§ Goal: Below are some records; work out how many of their lines contain "hidden" and give the number only.

─── Source records

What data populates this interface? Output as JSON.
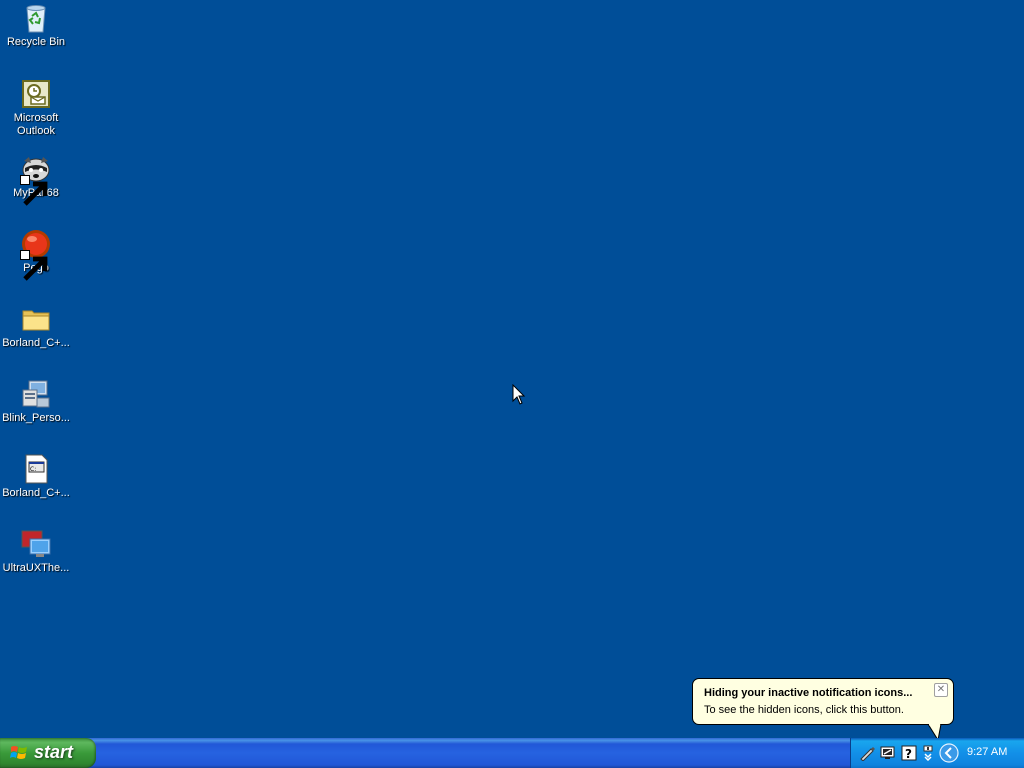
{
  "desktop": {
    "background": "#004e98",
    "icons": [
      {
        "label": "Recycle Bin",
        "icon": "recycle-bin-icon"
      },
      {
        "label": "Microsoft Outlook",
        "icon": "outlook-icon"
      },
      {
        "label": "MyPal 68",
        "icon": "mypal-icon"
      },
      {
        "label": "Pego",
        "icon": "pego-icon"
      },
      {
        "label": "Borland_C+...",
        "icon": "folder-icon"
      },
      {
        "label": "Blink_Perso...",
        "icon": "blink-icon"
      },
      {
        "label": "Borland_C+...",
        "icon": "document-icon"
      },
      {
        "label": "UltraUXThe...",
        "icon": "display-icon"
      }
    ]
  },
  "balloon": {
    "title": "Hiding your inactive notification icons...",
    "text": "To see the hidden icons, click this button.",
    "close_label": "✕"
  },
  "taskbar": {
    "start_label": "start",
    "tray_icons": [
      "pen-tool-icon",
      "network-monitor-icon",
      "help-icon",
      "safely-remove-icon",
      "show-hidden-icons-chevron"
    ],
    "clock": "9:27 AM"
  }
}
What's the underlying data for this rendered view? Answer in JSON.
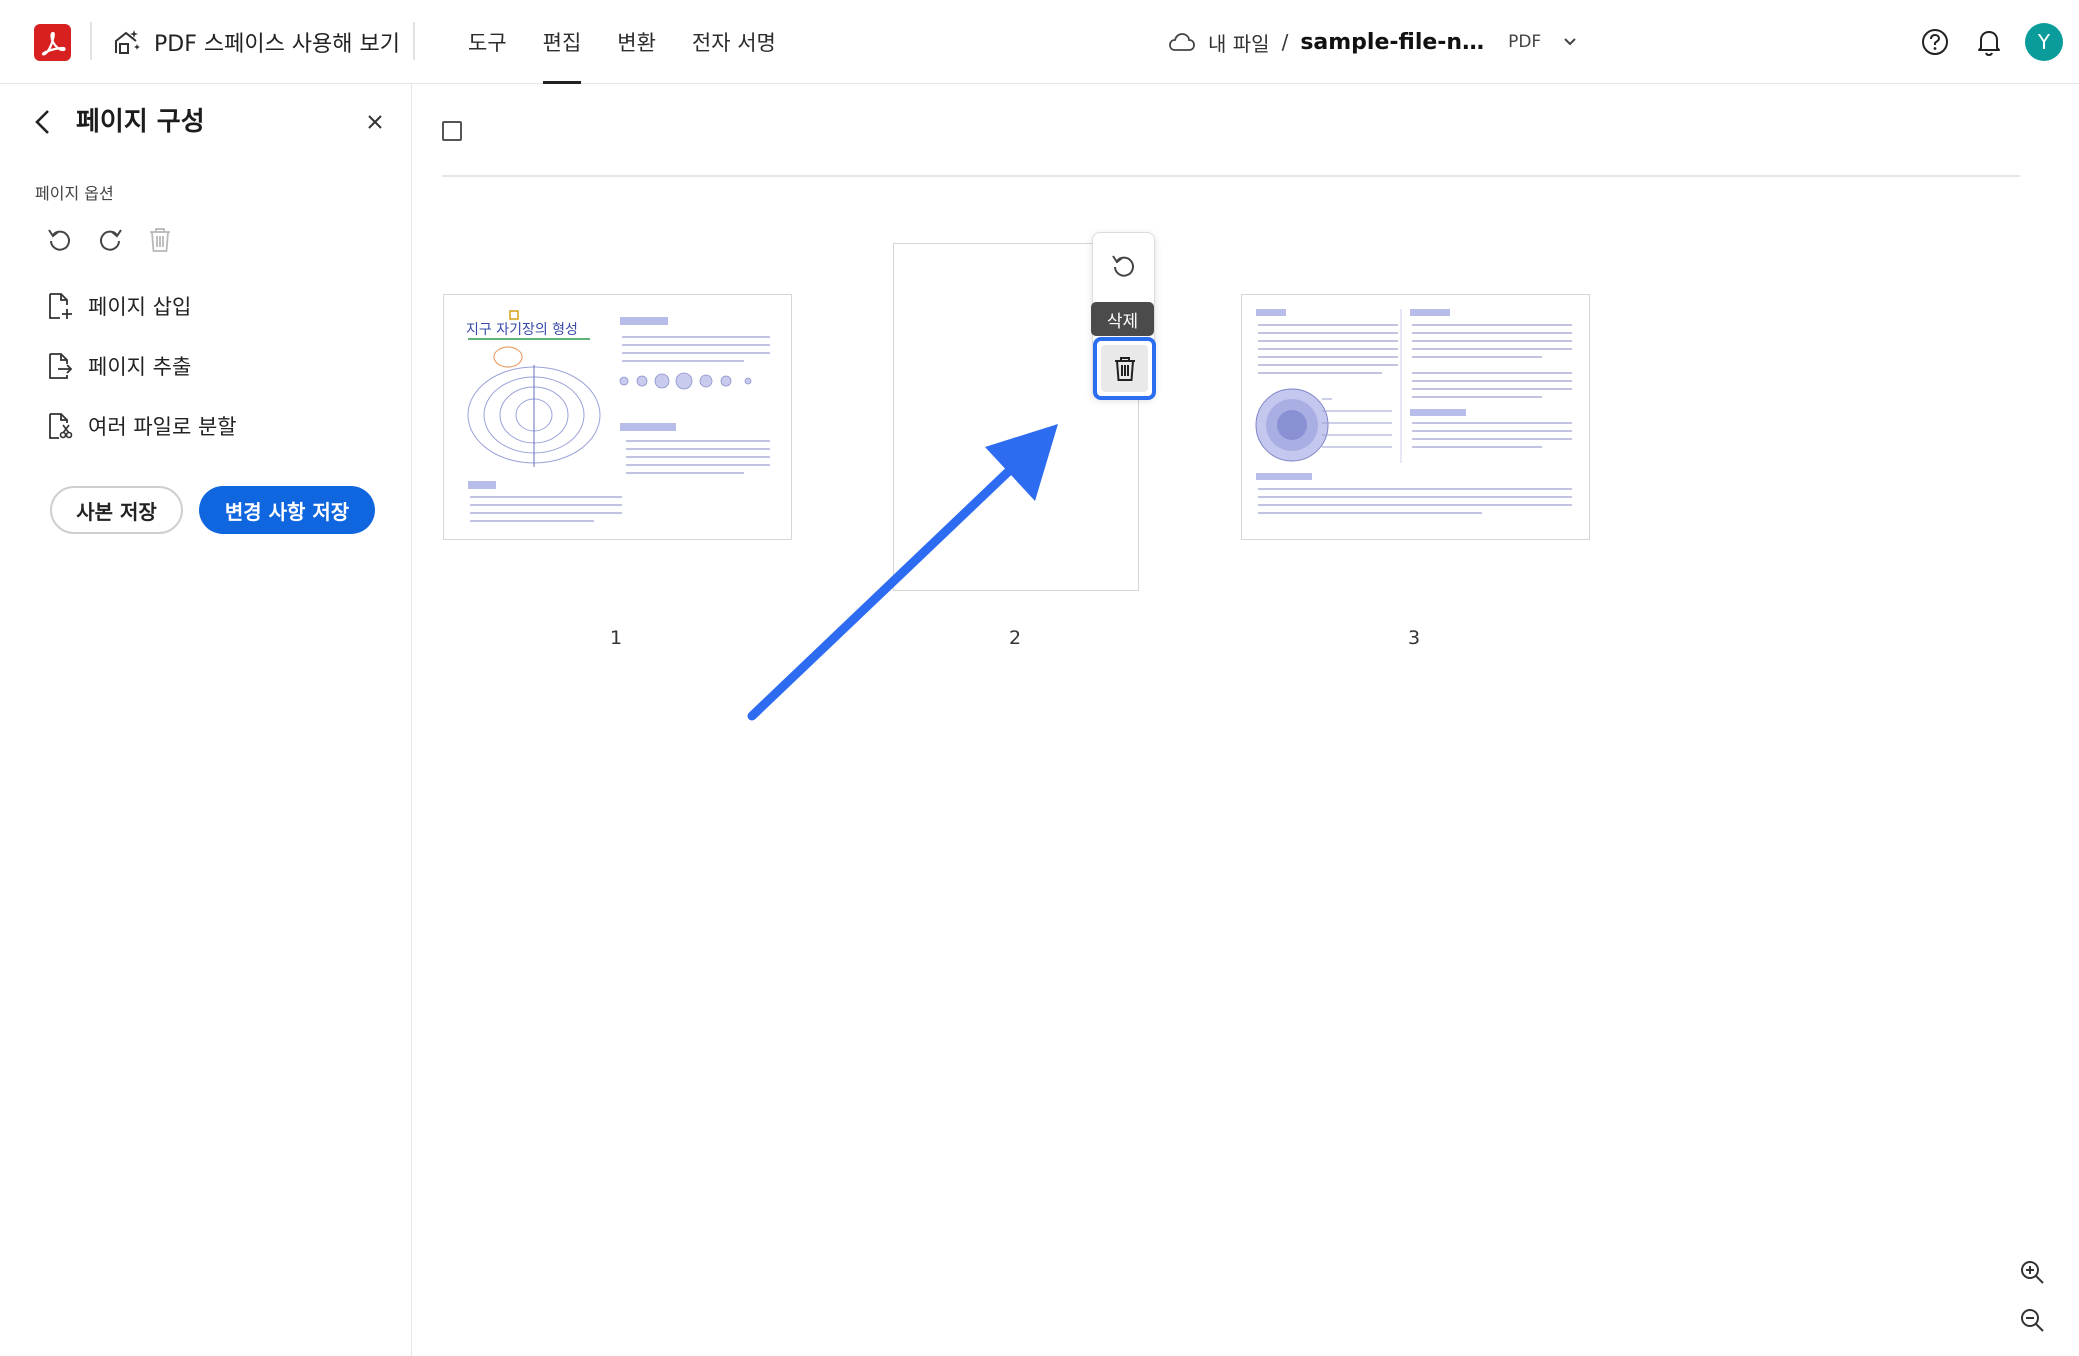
{
  "header": {
    "try_spaces_label": "PDF 스페이스 사용해 보기",
    "nav": [
      {
        "label": "도구",
        "active": false
      },
      {
        "label": "편집",
        "active": true
      },
      {
        "label": "변환",
        "active": false
      },
      {
        "label": "전자 서명",
        "active": false
      }
    ],
    "breadcrumb": {
      "root": "내 파일",
      "separator": "/",
      "filename": "sample-file-n…",
      "filetype": "PDF"
    },
    "avatar_initial": "Y"
  },
  "sidebar": {
    "title": "페이지 구성",
    "section_label": "페이지 옵션",
    "actions": [
      {
        "label": "페이지 삽입"
      },
      {
        "label": "페이지 추출"
      },
      {
        "label": "여러 파일로 분할"
      }
    ],
    "save_copy_label": "사본 저장",
    "save_changes_label": "변경 사항 저장"
  },
  "pages": [
    {
      "number": "1",
      "heading": "지구 자기장의 형성"
    },
    {
      "number": "2",
      "heading": ""
    },
    {
      "number": "3",
      "heading": ""
    }
  ],
  "page_toolbar": {
    "tooltip": "삭제"
  },
  "colors": {
    "accent": "#1066df",
    "focus": "#2b6ef2",
    "arrow": "#2d6cf0",
    "logo": "#d7201f",
    "avatar": "#0a9b9b"
  }
}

──────

§ Answer for the task: 2